Give every entry again, unchanged, and leave its images out.

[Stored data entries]
+++++
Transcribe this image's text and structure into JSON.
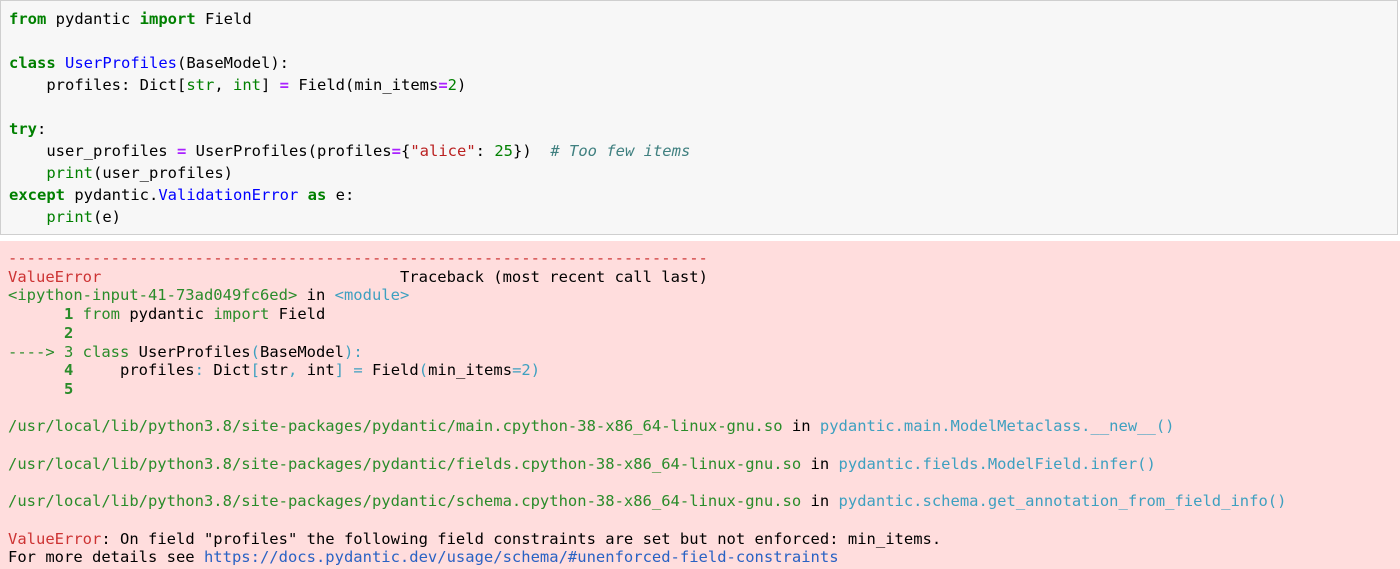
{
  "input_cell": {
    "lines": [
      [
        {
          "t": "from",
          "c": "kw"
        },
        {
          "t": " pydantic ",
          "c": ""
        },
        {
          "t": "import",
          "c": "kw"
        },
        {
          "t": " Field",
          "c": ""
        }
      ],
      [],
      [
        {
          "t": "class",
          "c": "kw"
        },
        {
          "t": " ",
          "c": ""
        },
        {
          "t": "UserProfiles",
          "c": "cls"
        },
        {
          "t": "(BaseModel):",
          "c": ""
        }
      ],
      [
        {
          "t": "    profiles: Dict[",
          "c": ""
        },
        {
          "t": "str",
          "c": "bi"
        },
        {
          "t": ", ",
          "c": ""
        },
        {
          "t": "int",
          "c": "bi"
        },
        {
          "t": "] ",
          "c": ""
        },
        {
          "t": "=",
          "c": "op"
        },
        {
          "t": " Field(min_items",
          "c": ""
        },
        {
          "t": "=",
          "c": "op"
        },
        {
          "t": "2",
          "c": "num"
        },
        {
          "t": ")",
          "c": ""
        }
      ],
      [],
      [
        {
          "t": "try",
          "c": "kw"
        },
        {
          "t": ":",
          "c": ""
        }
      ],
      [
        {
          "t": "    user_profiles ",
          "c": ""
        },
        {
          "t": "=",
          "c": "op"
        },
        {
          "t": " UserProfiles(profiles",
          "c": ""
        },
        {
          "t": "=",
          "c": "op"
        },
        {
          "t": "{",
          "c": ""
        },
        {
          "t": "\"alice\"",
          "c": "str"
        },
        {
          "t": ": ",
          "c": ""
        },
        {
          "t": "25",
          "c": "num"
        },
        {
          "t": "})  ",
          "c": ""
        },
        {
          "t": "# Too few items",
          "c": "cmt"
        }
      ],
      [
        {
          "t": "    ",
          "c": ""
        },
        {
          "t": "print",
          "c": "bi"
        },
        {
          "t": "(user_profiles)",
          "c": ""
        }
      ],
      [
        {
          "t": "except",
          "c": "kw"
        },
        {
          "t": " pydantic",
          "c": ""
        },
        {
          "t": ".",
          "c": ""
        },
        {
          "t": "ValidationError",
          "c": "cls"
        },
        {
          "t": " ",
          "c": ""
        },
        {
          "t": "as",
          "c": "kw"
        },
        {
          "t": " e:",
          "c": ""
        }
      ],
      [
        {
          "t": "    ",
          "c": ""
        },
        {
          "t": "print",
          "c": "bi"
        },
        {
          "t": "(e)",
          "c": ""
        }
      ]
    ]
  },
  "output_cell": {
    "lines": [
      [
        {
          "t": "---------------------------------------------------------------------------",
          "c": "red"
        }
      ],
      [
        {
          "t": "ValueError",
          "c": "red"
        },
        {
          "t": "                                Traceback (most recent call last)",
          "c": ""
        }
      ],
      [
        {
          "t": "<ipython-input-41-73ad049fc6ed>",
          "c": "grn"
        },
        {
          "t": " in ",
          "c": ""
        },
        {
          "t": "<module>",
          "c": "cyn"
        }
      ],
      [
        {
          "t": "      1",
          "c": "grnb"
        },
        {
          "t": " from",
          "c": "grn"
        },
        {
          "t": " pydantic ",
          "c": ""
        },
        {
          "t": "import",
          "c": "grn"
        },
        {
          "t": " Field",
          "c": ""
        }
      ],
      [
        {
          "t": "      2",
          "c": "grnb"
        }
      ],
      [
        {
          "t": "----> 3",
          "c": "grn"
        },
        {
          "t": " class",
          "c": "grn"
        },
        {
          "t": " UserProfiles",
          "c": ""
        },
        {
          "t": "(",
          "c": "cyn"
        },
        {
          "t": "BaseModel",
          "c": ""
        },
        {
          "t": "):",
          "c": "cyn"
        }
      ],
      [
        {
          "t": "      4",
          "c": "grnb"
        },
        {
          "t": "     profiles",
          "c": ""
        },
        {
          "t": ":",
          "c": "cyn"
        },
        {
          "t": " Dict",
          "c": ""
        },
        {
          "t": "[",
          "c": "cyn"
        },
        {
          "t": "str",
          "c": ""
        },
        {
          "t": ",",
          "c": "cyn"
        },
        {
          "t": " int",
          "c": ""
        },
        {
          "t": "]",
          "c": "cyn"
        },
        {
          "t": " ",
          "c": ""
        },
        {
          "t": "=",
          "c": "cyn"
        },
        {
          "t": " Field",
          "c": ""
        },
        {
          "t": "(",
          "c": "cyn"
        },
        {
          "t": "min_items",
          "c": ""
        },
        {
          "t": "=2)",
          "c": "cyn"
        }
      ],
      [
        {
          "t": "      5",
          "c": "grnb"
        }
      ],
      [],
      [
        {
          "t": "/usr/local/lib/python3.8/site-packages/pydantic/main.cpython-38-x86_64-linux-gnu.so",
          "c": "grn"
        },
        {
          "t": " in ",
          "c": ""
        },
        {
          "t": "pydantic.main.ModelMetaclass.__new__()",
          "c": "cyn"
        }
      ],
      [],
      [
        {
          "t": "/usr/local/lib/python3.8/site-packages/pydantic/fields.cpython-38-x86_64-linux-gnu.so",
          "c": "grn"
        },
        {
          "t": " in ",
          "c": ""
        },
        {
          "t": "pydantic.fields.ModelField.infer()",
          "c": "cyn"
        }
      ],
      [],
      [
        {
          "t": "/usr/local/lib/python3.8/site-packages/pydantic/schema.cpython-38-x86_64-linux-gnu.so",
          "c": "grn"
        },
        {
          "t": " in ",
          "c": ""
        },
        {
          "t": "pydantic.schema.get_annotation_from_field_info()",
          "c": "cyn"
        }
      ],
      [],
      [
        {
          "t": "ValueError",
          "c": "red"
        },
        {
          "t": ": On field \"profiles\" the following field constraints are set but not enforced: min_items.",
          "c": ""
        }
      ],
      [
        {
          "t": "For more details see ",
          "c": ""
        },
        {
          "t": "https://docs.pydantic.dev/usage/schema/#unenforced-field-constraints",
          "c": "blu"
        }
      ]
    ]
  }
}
+++++
Exercise result:
Transcribe this image's text and structure into JSON.
{
  "input_cell": {
    "lines": [
      [
        {
          "t": "from",
          "c": "kw"
        },
        {
          "t": " pydantic ",
          "c": ""
        },
        {
          "t": "import",
          "c": "kw"
        },
        {
          "t": " Field",
          "c": ""
        }
      ],
      [],
      [
        {
          "t": "class",
          "c": "kw"
        },
        {
          "t": " ",
          "c": ""
        },
        {
          "t": "UserProfiles",
          "c": "cls"
        },
        {
          "t": "(BaseModel):",
          "c": ""
        }
      ],
      [
        {
          "t": "    profiles: Dict[",
          "c": ""
        },
        {
          "t": "str",
          "c": "bi"
        },
        {
          "t": ", ",
          "c": ""
        },
        {
          "t": "int",
          "c": "bi"
        },
        {
          "t": "] ",
          "c": ""
        },
        {
          "t": "=",
          "c": "op"
        },
        {
          "t": " Field(min_items",
          "c": ""
        },
        {
          "t": "=",
          "c": "op"
        },
        {
          "t": "2",
          "c": "num"
        },
        {
          "t": ")",
          "c": ""
        }
      ],
      [],
      [
        {
          "t": "try",
          "c": "kw"
        },
        {
          "t": ":",
          "c": ""
        }
      ],
      [
        {
          "t": "    user_profiles ",
          "c": ""
        },
        {
          "t": "=",
          "c": "op"
        },
        {
          "t": " UserProfiles(profiles",
          "c": ""
        },
        {
          "t": "=",
          "c": "op"
        },
        {
          "t": "{",
          "c": ""
        },
        {
          "t": "\"alice\"",
          "c": "str"
        },
        {
          "t": ": ",
          "c": ""
        },
        {
          "t": "25",
          "c": "num"
        },
        {
          "t": "})  ",
          "c": ""
        },
        {
          "t": "# Too few items",
          "c": "cmt"
        }
      ],
      [
        {
          "t": "    ",
          "c": ""
        },
        {
          "t": "print",
          "c": "bi"
        },
        {
          "t": "(user_profiles)",
          "c": ""
        }
      ],
      [
        {
          "t": "except",
          "c": "kw"
        },
        {
          "t": " pydantic",
          "c": ""
        },
        {
          "t": ".",
          "c": ""
        },
        {
          "t": "ValidationError",
          "c": "cls"
        },
        {
          "t": " ",
          "c": ""
        },
        {
          "t": "as",
          "c": "kw"
        },
        {
          "t": " e:",
          "c": ""
        }
      ],
      [
        {
          "t": "    ",
          "c": ""
        },
        {
          "t": "print",
          "c": "bi"
        },
        {
          "t": "(e)",
          "c": ""
        }
      ]
    ]
  },
  "output_cell": {
    "lines": [
      [
        {
          "t": "---------------------------------------------------------------------------",
          "c": "red"
        }
      ],
      [
        {
          "t": "ValueError",
          "c": "red"
        },
        {
          "t": "                                Traceback (most recent call last)",
          "c": ""
        }
      ],
      [
        {
          "t": "<ipython-input-41-73ad049fc6ed>",
          "c": "grn"
        },
        {
          "t": " in ",
          "c": ""
        },
        {
          "t": "<module>",
          "c": "cyn"
        }
      ],
      [
        {
          "t": "      1",
          "c": "grnb"
        },
        {
          "t": " from",
          "c": "grn"
        },
        {
          "t": " pydantic ",
          "c": ""
        },
        {
          "t": "import",
          "c": "grn"
        },
        {
          "t": " Field",
          "c": ""
        }
      ],
      [
        {
          "t": "      2",
          "c": "grnb"
        }
      ],
      [
        {
          "t": "----> 3",
          "c": "grn"
        },
        {
          "t": " class",
          "c": "grn"
        },
        {
          "t": " UserProfiles",
          "c": ""
        },
        {
          "t": "(",
          "c": "cyn"
        },
        {
          "t": "BaseModel",
          "c": ""
        },
        {
          "t": "):",
          "c": "cyn"
        }
      ],
      [
        {
          "t": "      4",
          "c": "grnb"
        },
        {
          "t": "     profiles",
          "c": ""
        },
        {
          "t": ":",
          "c": "cyn"
        },
        {
          "t": " Dict",
          "c": ""
        },
        {
          "t": "[",
          "c": "cyn"
        },
        {
          "t": "str",
          "c": ""
        },
        {
          "t": ",",
          "c": "cyn"
        },
        {
          "t": " int",
          "c": ""
        },
        {
          "t": "]",
          "c": "cyn"
        },
        {
          "t": " ",
          "c": ""
        },
        {
          "t": "=",
          "c": "cyn"
        },
        {
          "t": " Field",
          "c": ""
        },
        {
          "t": "(",
          "c": "cyn"
        },
        {
          "t": "min_items",
          "c": ""
        },
        {
          "t": "=2)",
          "c": "cyn"
        }
      ],
      [
        {
          "t": "      5",
          "c": "grnb"
        }
      ],
      [],
      [
        {
          "t": "/usr/local/lib/python3.8/site-packages/pydantic/main.cpython-38-x86_64-linux-gnu.so",
          "c": "grn"
        },
        {
          "t": " in ",
          "c": ""
        },
        {
          "t": "pydantic.main.ModelMetaclass.__new__()",
          "c": "cyn"
        }
      ],
      [],
      [
        {
          "t": "/usr/local/lib/python3.8/site-packages/pydantic/fields.cpython-38-x86_64-linux-gnu.so",
          "c": "grn"
        },
        {
          "t": " in ",
          "c": ""
        },
        {
          "t": "pydantic.fields.ModelField.infer()",
          "c": "cyn"
        }
      ],
      [],
      [
        {
          "t": "/usr/local/lib/python3.8/site-packages/pydantic/schema.cpython-38-x86_64-linux-gnu.so",
          "c": "grn"
        },
        {
          "t": " in ",
          "c": ""
        },
        {
          "t": "pydantic.schema.get_annotation_from_field_info()",
          "c": "cyn"
        }
      ],
      [],
      [
        {
          "t": "ValueError",
          "c": "red"
        },
        {
          "t": ": On field \"profiles\" the following field constraints are set but not enforced: min_items.",
          "c": ""
        }
      ],
      [
        {
          "t": "For more details see ",
          "c": ""
        },
        {
          "t": "https://docs.pydantic.dev/usage/schema/#unenforced-field-constraints",
          "c": "blu"
        }
      ]
    ]
  }
}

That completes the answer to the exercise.